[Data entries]
<<<<
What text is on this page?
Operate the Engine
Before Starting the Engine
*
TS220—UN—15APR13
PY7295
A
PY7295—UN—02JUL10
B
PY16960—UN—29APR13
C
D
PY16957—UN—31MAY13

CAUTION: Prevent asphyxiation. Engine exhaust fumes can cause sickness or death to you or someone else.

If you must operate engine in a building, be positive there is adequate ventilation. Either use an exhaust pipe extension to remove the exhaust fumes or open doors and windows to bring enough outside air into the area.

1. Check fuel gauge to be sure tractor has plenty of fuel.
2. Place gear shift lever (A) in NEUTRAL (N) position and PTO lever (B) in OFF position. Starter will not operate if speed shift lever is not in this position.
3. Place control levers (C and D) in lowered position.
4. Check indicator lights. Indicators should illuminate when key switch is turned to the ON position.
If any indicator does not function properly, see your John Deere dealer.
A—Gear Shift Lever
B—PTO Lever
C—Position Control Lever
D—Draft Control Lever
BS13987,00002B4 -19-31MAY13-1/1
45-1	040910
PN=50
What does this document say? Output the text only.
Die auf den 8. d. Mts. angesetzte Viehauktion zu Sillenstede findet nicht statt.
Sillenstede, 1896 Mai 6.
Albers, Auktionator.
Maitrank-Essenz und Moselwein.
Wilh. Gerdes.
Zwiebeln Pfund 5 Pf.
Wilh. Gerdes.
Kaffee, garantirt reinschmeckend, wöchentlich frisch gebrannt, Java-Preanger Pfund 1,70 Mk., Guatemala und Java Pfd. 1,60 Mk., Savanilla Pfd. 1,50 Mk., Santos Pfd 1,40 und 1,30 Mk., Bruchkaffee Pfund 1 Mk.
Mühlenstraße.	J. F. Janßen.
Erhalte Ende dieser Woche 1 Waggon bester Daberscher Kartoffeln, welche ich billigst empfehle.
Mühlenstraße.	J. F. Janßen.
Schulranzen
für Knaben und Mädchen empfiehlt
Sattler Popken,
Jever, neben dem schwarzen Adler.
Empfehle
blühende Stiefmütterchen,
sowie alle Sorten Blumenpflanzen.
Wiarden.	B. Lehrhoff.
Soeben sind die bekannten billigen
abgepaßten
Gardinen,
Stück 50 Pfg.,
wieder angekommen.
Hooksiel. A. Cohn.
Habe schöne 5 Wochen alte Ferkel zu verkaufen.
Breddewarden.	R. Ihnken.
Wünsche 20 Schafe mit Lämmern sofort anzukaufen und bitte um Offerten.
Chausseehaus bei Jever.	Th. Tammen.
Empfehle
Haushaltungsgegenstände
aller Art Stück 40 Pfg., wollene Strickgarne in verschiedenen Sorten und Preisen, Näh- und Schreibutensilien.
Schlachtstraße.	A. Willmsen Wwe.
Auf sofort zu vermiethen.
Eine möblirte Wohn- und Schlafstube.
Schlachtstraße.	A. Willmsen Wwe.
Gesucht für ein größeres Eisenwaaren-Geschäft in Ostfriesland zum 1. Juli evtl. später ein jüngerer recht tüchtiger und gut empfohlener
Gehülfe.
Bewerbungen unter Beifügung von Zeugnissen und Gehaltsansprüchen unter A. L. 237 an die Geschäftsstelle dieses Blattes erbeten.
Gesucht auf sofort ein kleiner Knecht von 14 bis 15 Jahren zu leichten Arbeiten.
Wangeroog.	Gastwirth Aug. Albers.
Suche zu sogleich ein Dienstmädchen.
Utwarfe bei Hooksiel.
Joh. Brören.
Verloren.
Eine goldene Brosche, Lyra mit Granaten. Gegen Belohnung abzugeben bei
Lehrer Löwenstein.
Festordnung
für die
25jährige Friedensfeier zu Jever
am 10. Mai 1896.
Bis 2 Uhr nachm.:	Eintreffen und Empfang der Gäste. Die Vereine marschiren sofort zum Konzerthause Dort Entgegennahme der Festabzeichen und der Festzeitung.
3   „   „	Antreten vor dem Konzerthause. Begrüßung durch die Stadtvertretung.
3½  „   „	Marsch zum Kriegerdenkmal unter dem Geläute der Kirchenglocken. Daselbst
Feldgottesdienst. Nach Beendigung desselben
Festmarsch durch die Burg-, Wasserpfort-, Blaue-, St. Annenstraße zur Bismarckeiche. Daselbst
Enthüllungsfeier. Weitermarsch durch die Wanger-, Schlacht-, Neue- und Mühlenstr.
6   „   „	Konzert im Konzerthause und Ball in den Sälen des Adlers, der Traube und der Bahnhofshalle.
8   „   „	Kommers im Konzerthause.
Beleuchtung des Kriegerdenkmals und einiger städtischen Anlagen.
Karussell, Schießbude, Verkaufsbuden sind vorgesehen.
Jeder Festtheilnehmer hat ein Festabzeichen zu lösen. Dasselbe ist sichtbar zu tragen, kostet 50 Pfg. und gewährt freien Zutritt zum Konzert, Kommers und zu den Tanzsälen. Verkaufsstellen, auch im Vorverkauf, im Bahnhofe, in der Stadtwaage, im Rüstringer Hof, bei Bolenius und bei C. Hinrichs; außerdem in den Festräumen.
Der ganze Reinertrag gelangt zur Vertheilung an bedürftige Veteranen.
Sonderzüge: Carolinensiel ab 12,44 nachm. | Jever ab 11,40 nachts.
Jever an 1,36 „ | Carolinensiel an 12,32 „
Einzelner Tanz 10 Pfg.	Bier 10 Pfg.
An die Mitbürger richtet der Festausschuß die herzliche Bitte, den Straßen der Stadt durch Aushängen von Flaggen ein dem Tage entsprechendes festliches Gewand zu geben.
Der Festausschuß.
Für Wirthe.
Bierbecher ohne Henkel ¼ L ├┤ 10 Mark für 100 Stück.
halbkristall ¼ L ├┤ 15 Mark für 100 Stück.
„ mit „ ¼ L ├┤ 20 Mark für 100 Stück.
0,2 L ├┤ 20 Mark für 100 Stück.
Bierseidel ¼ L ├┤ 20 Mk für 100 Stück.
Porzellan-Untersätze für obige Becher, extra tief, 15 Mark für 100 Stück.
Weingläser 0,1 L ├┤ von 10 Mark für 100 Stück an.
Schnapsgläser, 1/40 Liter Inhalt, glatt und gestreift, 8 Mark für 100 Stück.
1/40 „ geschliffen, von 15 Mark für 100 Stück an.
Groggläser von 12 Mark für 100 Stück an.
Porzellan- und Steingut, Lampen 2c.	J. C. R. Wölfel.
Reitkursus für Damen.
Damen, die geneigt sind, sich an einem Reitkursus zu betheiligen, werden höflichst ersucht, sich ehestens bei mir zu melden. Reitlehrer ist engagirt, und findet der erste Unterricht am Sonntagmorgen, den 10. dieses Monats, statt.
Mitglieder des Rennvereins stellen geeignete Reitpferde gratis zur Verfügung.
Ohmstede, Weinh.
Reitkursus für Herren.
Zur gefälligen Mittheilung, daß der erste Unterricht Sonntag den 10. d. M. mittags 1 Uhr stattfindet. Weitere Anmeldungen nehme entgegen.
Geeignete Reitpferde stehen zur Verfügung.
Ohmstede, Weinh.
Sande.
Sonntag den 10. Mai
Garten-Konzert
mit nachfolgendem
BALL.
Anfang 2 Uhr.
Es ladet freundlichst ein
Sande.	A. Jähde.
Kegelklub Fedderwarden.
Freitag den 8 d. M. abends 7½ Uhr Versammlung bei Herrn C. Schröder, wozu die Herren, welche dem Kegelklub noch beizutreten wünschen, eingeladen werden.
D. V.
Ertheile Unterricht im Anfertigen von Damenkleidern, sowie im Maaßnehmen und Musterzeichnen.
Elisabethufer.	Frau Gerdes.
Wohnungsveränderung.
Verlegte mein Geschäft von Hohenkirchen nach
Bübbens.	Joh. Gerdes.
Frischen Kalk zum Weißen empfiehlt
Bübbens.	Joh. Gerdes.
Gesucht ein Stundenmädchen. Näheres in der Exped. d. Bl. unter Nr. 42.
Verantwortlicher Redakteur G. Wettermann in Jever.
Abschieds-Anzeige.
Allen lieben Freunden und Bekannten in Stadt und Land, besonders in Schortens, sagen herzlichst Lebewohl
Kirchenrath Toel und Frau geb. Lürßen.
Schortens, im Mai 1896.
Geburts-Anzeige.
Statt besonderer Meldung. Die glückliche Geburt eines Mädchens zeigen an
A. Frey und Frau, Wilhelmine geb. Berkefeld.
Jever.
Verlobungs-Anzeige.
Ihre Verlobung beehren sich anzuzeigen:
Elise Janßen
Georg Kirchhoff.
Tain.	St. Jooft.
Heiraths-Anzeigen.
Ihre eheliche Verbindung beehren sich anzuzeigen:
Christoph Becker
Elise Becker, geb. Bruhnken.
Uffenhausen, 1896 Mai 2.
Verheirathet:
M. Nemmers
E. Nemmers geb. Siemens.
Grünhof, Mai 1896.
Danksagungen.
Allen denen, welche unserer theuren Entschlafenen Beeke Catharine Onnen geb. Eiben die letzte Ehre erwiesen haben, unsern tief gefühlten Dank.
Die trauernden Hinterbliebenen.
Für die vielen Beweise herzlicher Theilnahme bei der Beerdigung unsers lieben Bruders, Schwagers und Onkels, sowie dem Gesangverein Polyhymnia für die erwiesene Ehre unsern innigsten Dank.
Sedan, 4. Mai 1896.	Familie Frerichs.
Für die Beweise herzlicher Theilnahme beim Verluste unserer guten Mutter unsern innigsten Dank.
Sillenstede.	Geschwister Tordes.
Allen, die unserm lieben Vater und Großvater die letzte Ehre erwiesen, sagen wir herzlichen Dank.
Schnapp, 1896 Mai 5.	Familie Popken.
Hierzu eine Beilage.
>>>>
**WHAT THE TASK REQUIRES**
Go through the material and copy out every line with "Becker" in it.

**TASK ANSWER**
Christoph Becker
Elise Becker, geb. Bruhnken.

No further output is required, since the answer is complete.